**Exercise instructions**
Look at the entries below and reproduce them exactly.
*** Supplied records
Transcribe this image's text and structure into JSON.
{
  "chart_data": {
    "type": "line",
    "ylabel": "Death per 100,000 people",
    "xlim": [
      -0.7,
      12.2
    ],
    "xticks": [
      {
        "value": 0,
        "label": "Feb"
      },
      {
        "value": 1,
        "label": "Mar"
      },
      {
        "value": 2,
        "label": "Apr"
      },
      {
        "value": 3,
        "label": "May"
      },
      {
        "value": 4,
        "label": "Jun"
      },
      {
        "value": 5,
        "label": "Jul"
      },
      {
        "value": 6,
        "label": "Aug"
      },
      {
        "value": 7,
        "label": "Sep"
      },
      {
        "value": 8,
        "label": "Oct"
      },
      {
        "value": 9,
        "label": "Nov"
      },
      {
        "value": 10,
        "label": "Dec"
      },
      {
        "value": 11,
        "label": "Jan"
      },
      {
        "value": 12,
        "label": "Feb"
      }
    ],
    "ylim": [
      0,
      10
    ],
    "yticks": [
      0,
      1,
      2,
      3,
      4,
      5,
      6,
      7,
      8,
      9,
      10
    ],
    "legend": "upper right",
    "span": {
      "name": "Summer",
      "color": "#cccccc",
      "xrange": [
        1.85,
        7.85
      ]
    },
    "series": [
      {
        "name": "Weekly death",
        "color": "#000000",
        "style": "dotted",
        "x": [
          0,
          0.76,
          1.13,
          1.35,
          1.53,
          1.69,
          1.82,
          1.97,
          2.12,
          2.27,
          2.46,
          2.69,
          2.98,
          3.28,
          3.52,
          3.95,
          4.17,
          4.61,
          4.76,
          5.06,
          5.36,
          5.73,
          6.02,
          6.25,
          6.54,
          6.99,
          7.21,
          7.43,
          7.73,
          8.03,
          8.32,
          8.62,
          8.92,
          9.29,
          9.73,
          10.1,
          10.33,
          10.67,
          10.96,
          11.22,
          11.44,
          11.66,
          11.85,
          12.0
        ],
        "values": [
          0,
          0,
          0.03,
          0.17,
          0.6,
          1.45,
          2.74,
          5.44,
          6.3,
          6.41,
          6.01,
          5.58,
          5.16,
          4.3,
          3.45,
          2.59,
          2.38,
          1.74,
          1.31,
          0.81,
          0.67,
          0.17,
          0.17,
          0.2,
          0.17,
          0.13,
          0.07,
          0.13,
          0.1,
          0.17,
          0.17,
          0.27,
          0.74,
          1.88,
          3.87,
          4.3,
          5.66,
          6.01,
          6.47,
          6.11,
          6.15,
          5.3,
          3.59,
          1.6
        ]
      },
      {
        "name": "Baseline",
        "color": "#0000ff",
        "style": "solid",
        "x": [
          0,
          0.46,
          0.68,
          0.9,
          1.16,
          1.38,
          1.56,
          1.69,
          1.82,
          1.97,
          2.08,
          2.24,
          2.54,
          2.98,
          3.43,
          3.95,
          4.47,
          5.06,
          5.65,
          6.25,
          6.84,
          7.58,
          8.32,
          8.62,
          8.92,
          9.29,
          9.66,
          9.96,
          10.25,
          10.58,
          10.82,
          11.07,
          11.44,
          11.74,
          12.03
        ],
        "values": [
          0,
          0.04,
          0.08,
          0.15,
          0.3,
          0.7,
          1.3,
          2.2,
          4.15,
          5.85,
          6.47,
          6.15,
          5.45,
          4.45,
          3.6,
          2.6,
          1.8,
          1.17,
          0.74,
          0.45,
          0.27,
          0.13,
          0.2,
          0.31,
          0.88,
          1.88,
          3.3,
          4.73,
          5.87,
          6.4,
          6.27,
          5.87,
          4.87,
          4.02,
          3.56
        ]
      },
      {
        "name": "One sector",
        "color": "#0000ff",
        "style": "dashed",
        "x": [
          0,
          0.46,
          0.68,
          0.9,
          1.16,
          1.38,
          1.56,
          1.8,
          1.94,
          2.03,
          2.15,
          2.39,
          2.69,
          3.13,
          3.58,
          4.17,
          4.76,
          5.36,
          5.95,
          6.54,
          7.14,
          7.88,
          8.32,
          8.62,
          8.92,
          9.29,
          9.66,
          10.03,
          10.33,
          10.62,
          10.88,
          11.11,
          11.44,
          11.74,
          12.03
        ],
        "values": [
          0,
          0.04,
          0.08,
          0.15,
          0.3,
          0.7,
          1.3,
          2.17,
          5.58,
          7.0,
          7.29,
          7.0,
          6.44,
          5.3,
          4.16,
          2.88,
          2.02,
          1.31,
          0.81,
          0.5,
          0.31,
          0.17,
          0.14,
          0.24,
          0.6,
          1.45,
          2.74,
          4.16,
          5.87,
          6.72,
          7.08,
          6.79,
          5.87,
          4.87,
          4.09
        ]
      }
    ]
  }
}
******
**Exercise result**
Transcribe this image's text and structure into JSON.
{
  "chart_data": {
    "type": "line",
    "ylabel": "Death per 100,000 people",
    "xlim": [
      -0.7,
      12.2
    ],
    "xticks": [
      {
        "value": 0,
        "label": "Feb"
      },
      {
        "value": 1,
        "label": "Mar"
      },
      {
        "value": 2,
        "label": "Apr"
      },
      {
        "value": 3,
        "label": "May"
      },
      {
        "value": 4,
        "label": "Jun"
      },
      {
        "value": 5,
        "label": "Jul"
      },
      {
        "value": 6,
        "label": "Aug"
      },
      {
        "value": 7,
        "label": "Sep"
      },
      {
        "value": 8,
        "label": "Oct"
      },
      {
        "value": 9,
        "label": "Nov"
      },
      {
        "value": 10,
        "label": "Dec"
      },
      {
        "value": 11,
        "label": "Jan"
      },
      {
        "value": 12,
        "label": "Feb"
      }
    ],
    "ylim": [
      0,
      10
    ],
    "yticks": [
      0,
      1,
      2,
      3,
      4,
      5,
      6,
      7,
      8,
      9,
      10
    ],
    "legend": "upper right",
    "span": {
      "name": "Summer",
      "color": "#cccccc",
      "xrange": [
        1.85,
        7.85
      ]
    },
    "series": [
      {
        "name": "Weekly death",
        "color": "#000000",
        "style": "dotted",
        "x": [
          0,
          0.76,
          1.13,
          1.35,
          1.53,
          1.69,
          1.82,
          1.97,
          2.12,
          2.27,
          2.46,
          2.69,
          2.98,
          3.28,
          3.52,
          3.95,
          4.17,
          4.61,
          4.76,
          5.06,
          5.36,
          5.73,
          6.02,
          6.25,
          6.54,
          6.99,
          7.21,
          7.43,
          7.73,
          8.03,
          8.32,
          8.62,
          8.92,
          9.29,
          9.73,
          10.1,
          10.33,
          10.67,
          10.96,
          11.22,
          11.44,
          11.66,
          11.85,
          12.0
        ],
        "values": [
          0,
          0,
          0.03,
          0.17,
          0.6,
          1.45,
          2.74,
          5.44,
          6.3,
          6.41,
          6.01,
          5.58,
          5.16,
          4.3,
          3.45,
          2.59,
          2.38,
          1.74,
          1.31,
          0.81,
          0.67,
          0.17,
          0.17,
          0.2,
          0.17,
          0.13,
          0.07,
          0.13,
          0.1,
          0.17,
          0.17,
          0.27,
          0.74,
          1.88,
          3.87,
          4.3,
          5.66,
          6.01,
          6.47,
          6.11,
          6.15,
          5.3,
          3.59,
          1.6
        ]
      },
      {
        "name": "Baseline",
        "color": "#0000ff",
        "style": "solid",
        "x": [
          0,
          0.46,
          0.68,
          0.9,
          1.16,
          1.38,
          1.56,
          1.69,
          1.82,
          1.97,
          2.08,
          2.24,
          2.54,
          2.98,
          3.43,
          3.95,
          4.47,
          5.06,
          5.65,
          6.25,
          6.84,
          7.58,
          8.32,
          8.62,
          8.92,
          9.29,
          9.66,
          9.96,
          10.25,
          10.58,
          10.82,
          11.07,
          11.44,
          11.74,
          12.03
        ],
        "values": [
          0,
          0.04,
          0.08,
          0.15,
          0.3,
          0.7,
          1.3,
          2.2,
          4.15,
          5.85,
          6.47,
          6.15,
          5.45,
          4.45,
          3.6,
          2.6,
          1.8,
          1.17,
          0.74,
          0.45,
          0.27,
          0.13,
          0.2,
          0.31,
          0.88,
          1.88,
          3.3,
          4.73,
          5.87,
          6.4,
          6.27,
          5.87,
          4.87,
          4.02,
          3.56
        ]
      },
      {
        "name": "One sector",
        "color": "#0000ff",
        "style": "dashed",
        "x": [
          0,
          0.46,
          0.68,
          0.9,
          1.16,
          1.38,
          1.56,
          1.8,
          1.94,
          2.03,
          2.15,
          2.39,
          2.69,
          3.13,
          3.58,
          4.17,
          4.76,
          5.36,
          5.95,
          6.54,
          7.14,
          7.88,
          8.32,
          8.62,
          8.92,
          9.29,
          9.66,
          10.03,
          10.33,
          10.62,
          10.88,
          11.11,
          11.44,
          11.74,
          12.03
        ],
        "values": [
          0,
          0.04,
          0.08,
          0.15,
          0.3,
          0.7,
          1.3,
          2.17,
          5.58,
          7.0,
          7.29,
          7.0,
          6.44,
          5.3,
          4.16,
          2.88,
          2.02,
          1.31,
          0.81,
          0.5,
          0.31,
          0.17,
          0.14,
          0.24,
          0.6,
          1.45,
          2.74,
          4.16,
          5.87,
          6.72,
          7.08,
          6.79,
          5.87,
          4.87,
          4.09
        ]
      }
    ]
  }
}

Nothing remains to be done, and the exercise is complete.